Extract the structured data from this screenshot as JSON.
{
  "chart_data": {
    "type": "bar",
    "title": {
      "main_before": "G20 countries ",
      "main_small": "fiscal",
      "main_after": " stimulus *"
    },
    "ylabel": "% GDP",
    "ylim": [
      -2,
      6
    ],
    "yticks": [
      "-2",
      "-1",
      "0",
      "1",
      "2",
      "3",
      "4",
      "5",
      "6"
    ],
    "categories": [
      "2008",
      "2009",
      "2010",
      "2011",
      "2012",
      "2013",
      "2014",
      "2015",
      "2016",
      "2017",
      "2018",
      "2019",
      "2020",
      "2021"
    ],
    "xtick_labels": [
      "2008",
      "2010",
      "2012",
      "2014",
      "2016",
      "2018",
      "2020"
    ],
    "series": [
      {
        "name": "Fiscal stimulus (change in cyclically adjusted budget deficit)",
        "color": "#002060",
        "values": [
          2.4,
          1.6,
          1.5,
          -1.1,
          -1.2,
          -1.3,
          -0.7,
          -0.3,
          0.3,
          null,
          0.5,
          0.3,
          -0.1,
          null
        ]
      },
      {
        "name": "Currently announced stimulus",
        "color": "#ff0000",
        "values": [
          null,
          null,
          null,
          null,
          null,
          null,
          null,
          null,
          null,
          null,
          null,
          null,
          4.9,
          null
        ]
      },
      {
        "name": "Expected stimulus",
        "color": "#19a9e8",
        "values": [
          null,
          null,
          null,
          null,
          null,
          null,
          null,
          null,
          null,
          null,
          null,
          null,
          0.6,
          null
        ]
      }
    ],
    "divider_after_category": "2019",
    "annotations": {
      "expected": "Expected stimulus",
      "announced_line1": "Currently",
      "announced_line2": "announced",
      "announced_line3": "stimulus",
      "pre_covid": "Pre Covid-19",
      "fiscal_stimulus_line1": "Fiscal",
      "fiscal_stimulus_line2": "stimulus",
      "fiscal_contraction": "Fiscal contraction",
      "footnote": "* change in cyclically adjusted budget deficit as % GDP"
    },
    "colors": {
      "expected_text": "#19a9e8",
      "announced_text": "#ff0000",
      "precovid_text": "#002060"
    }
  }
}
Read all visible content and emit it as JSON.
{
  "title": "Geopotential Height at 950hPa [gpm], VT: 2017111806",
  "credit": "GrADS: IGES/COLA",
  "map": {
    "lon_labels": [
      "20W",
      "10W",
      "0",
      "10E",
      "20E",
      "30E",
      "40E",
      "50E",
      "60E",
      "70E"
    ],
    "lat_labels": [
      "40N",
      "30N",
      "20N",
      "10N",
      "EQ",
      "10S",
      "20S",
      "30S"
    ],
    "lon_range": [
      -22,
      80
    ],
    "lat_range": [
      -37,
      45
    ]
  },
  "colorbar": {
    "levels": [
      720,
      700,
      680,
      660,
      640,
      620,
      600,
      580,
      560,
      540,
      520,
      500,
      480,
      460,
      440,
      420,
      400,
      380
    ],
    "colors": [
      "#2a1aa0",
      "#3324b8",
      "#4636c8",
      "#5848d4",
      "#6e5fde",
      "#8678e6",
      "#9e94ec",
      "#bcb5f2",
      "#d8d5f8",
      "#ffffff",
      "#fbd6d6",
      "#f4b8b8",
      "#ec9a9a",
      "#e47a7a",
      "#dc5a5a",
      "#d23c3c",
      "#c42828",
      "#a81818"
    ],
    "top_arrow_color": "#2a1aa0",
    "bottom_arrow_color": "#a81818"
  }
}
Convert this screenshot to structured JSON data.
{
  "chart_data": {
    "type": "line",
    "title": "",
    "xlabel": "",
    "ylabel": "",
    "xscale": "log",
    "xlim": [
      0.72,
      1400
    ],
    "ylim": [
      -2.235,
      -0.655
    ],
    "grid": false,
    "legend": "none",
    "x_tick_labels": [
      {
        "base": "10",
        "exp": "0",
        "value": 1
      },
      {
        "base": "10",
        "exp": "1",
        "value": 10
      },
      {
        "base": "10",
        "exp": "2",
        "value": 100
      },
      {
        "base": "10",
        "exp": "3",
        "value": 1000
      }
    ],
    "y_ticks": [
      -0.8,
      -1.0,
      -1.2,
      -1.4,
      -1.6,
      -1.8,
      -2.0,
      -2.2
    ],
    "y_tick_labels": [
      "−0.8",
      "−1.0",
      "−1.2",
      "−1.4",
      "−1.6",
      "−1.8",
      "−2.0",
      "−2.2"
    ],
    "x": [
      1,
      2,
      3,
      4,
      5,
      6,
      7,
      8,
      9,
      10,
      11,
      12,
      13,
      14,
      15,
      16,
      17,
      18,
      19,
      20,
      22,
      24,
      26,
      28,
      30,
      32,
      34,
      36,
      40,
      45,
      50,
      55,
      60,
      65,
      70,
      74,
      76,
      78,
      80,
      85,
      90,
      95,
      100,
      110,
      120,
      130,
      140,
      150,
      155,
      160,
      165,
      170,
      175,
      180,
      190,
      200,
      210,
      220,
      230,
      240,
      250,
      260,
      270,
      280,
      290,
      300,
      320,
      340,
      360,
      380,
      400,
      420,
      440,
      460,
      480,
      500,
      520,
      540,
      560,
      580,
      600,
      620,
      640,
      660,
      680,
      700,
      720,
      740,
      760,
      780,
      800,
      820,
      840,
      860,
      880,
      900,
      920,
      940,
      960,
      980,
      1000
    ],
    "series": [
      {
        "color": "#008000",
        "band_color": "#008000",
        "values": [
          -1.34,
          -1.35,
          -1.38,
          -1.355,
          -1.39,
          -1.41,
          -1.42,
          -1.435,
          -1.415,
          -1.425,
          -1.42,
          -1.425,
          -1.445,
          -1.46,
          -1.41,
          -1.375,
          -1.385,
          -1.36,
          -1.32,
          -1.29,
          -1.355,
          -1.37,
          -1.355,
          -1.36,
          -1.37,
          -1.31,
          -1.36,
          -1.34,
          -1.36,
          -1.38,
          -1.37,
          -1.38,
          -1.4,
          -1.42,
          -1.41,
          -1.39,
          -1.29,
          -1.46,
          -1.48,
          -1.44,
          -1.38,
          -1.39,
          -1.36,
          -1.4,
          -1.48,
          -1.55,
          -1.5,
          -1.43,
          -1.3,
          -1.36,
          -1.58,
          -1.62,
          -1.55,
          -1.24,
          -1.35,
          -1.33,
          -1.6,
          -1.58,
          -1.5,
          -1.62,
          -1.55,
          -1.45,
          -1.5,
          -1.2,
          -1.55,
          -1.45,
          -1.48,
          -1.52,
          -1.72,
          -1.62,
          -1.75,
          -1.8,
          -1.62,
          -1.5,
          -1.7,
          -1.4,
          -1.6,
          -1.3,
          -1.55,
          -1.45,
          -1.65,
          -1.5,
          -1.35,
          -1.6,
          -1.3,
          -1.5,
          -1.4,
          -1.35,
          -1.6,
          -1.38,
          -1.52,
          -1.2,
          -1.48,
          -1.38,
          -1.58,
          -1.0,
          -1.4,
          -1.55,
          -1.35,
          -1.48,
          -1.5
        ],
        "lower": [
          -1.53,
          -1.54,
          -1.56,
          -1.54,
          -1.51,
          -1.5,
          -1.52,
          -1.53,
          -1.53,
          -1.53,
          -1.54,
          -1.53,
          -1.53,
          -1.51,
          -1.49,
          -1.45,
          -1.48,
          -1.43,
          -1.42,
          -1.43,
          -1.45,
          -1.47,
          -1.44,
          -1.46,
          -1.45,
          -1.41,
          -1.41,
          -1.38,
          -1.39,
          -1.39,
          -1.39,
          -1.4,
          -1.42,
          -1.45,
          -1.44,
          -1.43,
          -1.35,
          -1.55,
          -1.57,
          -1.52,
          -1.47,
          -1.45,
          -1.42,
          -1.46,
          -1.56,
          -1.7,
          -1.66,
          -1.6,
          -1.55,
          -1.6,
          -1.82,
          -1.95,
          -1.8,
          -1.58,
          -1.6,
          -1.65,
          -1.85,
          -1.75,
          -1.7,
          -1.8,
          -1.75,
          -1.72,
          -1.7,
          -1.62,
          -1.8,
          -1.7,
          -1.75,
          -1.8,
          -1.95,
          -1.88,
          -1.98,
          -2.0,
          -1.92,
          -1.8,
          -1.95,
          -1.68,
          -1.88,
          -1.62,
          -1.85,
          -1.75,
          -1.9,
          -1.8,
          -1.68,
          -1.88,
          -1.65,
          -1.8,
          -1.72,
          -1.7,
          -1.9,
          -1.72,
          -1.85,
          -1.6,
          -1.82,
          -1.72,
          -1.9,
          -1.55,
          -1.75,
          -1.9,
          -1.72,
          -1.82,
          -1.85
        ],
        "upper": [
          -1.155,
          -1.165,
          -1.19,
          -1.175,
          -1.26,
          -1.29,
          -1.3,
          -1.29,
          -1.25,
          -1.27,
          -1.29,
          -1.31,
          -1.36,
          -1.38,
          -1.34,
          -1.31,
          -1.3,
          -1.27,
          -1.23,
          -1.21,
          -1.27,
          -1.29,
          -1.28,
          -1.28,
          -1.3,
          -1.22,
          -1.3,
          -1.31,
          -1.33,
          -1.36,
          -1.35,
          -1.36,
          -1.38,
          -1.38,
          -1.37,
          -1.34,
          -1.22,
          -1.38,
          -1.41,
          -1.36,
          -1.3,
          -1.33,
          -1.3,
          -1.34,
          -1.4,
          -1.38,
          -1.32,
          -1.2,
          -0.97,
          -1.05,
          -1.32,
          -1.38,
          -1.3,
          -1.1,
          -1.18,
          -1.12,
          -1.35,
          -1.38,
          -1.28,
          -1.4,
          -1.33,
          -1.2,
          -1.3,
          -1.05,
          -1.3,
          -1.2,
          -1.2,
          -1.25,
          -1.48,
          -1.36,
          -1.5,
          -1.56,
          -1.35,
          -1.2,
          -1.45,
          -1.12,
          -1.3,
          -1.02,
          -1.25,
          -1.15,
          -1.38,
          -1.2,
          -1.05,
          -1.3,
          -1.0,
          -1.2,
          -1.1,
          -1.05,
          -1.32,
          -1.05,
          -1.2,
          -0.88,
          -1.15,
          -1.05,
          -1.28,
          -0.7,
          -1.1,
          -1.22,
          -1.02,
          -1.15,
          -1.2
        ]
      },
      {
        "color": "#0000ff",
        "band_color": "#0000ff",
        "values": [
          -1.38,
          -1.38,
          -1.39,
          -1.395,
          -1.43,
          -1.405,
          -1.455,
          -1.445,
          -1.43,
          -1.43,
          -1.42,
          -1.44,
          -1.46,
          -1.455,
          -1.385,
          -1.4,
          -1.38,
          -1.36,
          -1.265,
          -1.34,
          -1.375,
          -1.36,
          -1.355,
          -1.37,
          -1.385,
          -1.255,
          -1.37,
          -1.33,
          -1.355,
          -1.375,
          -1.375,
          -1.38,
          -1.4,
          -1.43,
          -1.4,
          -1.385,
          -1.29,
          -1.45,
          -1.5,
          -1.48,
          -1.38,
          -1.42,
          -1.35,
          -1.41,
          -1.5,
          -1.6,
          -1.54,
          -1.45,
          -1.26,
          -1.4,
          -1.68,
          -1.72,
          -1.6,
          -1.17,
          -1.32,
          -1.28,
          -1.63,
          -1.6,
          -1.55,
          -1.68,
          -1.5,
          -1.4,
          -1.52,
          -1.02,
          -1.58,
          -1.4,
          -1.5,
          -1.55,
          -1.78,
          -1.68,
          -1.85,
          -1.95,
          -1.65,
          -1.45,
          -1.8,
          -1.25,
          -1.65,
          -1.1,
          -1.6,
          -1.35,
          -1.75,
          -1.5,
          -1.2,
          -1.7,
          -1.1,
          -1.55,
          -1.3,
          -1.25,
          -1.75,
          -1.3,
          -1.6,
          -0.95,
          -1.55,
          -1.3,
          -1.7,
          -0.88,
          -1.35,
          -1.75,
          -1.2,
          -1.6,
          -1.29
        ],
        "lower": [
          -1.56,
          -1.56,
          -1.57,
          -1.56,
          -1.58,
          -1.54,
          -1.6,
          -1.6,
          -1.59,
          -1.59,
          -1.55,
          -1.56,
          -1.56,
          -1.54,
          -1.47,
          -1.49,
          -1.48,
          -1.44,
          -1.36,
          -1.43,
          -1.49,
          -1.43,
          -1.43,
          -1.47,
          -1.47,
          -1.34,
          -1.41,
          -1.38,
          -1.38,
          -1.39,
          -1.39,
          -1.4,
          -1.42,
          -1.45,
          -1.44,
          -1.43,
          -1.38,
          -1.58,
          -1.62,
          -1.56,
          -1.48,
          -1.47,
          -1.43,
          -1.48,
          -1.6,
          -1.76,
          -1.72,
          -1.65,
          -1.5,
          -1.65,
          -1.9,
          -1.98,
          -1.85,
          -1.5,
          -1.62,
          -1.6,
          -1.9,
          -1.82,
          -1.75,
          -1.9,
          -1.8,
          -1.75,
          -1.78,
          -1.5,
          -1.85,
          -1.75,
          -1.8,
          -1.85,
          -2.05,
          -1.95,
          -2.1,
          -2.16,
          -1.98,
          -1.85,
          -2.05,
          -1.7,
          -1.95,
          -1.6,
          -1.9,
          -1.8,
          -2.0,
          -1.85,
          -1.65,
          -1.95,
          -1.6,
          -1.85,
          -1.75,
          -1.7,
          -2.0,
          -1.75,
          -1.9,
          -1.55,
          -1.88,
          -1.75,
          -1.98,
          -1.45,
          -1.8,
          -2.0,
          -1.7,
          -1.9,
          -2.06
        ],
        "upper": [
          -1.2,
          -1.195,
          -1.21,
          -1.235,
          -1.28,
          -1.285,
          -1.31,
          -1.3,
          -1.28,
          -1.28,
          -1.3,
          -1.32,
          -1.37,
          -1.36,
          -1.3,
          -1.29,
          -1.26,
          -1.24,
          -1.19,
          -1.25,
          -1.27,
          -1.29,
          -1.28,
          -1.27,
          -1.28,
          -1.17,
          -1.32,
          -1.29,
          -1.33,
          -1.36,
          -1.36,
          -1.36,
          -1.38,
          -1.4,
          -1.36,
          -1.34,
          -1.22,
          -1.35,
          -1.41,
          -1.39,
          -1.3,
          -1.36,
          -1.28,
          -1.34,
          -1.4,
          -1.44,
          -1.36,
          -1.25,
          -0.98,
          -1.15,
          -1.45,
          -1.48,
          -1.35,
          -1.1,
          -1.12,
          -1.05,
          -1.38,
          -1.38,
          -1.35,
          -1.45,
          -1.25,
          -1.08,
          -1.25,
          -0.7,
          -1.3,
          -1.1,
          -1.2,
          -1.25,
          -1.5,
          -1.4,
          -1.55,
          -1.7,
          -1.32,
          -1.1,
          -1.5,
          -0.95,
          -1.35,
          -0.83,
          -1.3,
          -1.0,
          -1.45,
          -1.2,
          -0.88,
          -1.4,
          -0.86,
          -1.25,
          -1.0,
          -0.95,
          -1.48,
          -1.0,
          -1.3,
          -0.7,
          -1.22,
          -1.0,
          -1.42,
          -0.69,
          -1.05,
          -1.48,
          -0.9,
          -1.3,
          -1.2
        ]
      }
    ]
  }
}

---

- _Your instructions_
Count the lines in the entries that hold the word "change", and give nothing but the total.

- _Solved problem_
2